- **Task**: Gather every line in the records below that contains the word "Total".

- **Records supplied**:
┄┄┄┄┄┄┄┄┄┄┄┄┄┄┄┄┄┄┄┄
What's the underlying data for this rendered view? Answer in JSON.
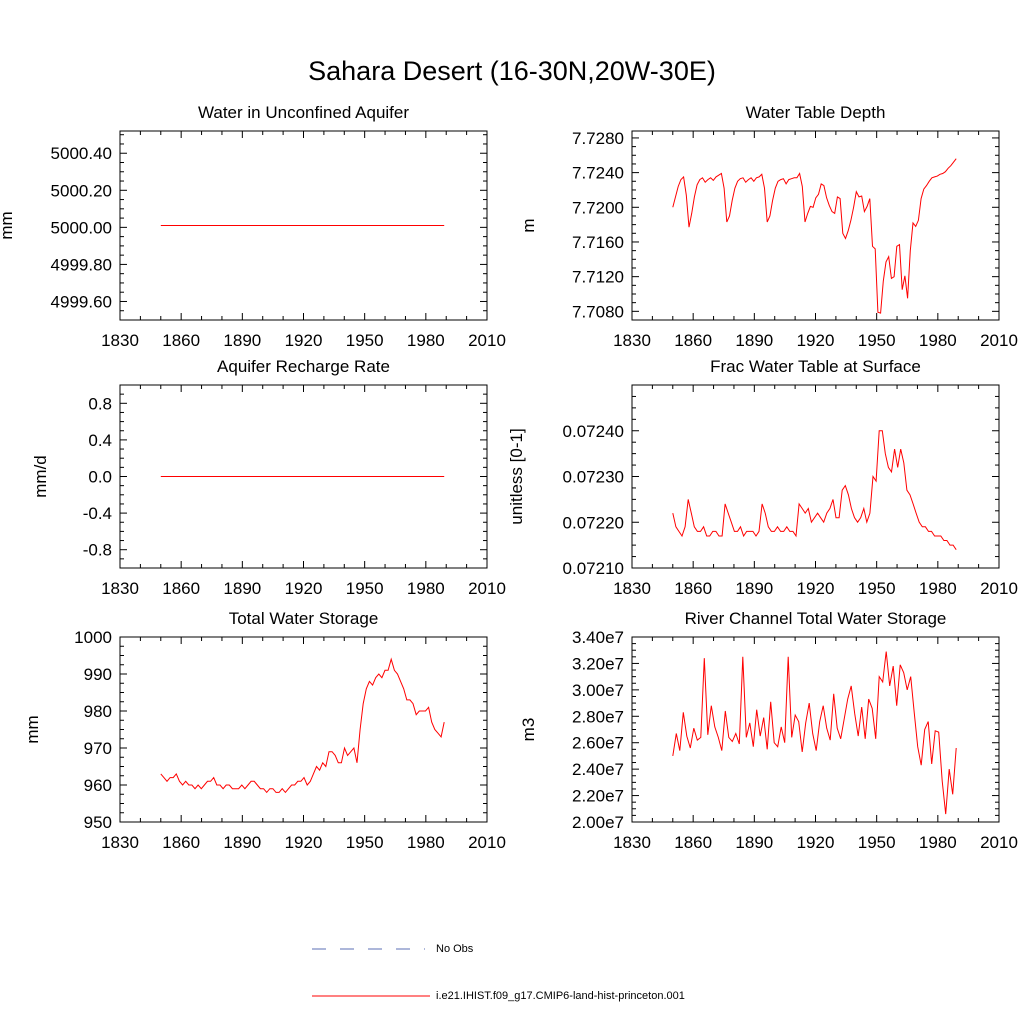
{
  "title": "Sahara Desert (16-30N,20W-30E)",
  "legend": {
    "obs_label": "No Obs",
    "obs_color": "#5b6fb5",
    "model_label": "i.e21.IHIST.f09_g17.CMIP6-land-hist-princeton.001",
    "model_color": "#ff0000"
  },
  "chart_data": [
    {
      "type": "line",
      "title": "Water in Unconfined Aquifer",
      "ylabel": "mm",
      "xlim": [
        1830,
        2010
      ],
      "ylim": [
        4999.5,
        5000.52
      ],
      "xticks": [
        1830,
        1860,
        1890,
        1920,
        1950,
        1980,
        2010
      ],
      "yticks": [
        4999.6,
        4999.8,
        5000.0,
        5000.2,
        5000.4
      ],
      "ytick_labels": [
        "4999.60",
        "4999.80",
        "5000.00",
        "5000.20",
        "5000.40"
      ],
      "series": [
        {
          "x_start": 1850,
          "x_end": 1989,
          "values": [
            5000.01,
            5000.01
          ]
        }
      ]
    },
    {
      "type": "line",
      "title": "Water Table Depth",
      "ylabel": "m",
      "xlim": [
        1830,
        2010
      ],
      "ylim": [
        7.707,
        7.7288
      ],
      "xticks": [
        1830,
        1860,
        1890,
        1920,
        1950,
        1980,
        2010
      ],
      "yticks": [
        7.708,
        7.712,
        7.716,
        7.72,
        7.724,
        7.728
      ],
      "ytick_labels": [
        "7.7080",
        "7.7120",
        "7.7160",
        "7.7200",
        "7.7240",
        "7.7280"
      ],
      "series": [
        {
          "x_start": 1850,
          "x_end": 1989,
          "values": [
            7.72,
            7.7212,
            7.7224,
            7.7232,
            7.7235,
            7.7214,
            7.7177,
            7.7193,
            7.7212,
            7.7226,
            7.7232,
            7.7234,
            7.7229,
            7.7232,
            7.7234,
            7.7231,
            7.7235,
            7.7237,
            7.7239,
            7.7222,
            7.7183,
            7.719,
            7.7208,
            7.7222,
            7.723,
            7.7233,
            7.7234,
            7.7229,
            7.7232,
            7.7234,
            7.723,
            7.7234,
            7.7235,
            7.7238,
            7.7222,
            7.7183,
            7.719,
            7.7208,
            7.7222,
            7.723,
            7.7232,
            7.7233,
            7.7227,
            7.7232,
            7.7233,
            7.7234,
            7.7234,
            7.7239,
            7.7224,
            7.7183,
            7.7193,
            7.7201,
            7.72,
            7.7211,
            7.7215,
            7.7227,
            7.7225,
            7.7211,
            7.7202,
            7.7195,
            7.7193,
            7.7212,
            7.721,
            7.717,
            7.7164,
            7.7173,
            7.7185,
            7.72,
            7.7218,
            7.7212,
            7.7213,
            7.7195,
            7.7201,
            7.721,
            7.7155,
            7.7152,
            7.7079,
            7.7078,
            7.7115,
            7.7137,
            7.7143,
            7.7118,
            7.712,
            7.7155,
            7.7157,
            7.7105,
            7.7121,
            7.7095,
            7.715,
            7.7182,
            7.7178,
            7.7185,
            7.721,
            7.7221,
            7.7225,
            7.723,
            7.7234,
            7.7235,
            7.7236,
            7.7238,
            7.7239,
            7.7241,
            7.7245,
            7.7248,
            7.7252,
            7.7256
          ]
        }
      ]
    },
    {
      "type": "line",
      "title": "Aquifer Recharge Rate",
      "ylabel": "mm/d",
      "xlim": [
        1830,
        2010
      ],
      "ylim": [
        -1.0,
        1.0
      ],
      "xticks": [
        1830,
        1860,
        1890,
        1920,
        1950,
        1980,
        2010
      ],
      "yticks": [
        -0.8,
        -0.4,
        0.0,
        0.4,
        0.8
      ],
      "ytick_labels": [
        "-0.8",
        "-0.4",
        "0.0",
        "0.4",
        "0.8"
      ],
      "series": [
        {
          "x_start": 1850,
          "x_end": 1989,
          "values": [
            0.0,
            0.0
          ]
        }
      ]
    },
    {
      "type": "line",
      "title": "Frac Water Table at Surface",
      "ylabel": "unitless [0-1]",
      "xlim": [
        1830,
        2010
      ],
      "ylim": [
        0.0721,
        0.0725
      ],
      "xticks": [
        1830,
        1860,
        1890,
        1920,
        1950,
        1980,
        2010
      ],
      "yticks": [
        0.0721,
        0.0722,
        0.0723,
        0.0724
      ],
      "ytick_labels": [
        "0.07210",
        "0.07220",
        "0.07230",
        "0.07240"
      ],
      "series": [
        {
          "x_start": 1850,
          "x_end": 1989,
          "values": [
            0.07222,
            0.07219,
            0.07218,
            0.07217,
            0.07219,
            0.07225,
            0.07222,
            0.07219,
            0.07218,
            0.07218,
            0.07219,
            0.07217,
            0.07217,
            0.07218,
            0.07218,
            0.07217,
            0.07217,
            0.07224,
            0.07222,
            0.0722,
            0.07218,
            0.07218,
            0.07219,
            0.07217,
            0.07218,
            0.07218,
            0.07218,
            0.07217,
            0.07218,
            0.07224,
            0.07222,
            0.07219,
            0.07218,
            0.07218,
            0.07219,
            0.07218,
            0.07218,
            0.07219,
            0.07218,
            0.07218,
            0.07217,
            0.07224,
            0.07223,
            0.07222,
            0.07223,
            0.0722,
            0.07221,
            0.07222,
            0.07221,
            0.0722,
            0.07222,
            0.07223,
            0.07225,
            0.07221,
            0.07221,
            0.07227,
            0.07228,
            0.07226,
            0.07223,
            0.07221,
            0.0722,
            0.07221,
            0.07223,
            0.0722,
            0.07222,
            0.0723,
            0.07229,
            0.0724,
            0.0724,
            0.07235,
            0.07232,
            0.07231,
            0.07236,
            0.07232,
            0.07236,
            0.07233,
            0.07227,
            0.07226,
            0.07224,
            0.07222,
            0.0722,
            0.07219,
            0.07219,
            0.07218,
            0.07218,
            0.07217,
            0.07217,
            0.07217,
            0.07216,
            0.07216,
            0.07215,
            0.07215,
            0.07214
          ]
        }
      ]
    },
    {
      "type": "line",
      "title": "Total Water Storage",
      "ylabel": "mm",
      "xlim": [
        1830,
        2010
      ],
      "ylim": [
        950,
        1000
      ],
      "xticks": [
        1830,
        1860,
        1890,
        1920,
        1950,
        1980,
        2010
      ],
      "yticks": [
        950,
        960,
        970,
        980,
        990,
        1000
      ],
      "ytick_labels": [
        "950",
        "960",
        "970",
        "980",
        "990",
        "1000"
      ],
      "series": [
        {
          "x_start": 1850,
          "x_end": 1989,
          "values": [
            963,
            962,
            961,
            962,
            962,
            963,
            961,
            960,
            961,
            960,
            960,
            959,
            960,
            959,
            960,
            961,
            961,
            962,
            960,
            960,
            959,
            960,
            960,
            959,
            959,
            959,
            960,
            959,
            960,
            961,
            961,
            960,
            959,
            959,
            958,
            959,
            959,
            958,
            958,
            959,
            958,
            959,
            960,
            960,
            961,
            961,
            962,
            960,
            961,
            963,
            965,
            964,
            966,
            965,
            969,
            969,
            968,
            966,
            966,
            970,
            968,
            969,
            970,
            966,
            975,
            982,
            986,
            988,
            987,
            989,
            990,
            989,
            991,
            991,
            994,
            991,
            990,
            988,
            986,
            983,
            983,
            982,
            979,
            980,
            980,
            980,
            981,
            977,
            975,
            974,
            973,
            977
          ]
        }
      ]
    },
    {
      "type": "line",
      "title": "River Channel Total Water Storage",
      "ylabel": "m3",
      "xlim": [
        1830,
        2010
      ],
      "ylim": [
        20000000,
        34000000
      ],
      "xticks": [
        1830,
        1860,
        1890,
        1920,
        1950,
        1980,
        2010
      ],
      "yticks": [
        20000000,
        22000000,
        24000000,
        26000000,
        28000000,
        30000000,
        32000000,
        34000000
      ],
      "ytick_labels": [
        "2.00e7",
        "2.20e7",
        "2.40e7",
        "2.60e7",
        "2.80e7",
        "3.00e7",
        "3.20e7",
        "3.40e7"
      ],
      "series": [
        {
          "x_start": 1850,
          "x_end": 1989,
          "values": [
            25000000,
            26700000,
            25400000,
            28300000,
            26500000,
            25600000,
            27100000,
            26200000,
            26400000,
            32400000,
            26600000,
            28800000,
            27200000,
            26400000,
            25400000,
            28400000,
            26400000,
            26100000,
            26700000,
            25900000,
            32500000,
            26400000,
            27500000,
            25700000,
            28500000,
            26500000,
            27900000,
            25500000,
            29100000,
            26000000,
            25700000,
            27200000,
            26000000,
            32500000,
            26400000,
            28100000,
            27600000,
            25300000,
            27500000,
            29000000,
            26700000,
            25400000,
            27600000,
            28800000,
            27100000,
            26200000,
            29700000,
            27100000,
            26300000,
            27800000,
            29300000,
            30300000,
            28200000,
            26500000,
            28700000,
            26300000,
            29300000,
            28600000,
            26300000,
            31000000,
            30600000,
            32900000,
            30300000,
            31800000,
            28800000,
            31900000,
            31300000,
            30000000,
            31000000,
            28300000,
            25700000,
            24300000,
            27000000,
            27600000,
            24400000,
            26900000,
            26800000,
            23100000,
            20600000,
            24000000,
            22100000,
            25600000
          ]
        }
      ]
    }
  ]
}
┄┄┄┄┄┄┄┄┄┄┄┄┄┄┄┄┄┄┄┄
- **Right answer**:
      "title": "Total Water Storage",
      "title": "River Channel Total Water Storage",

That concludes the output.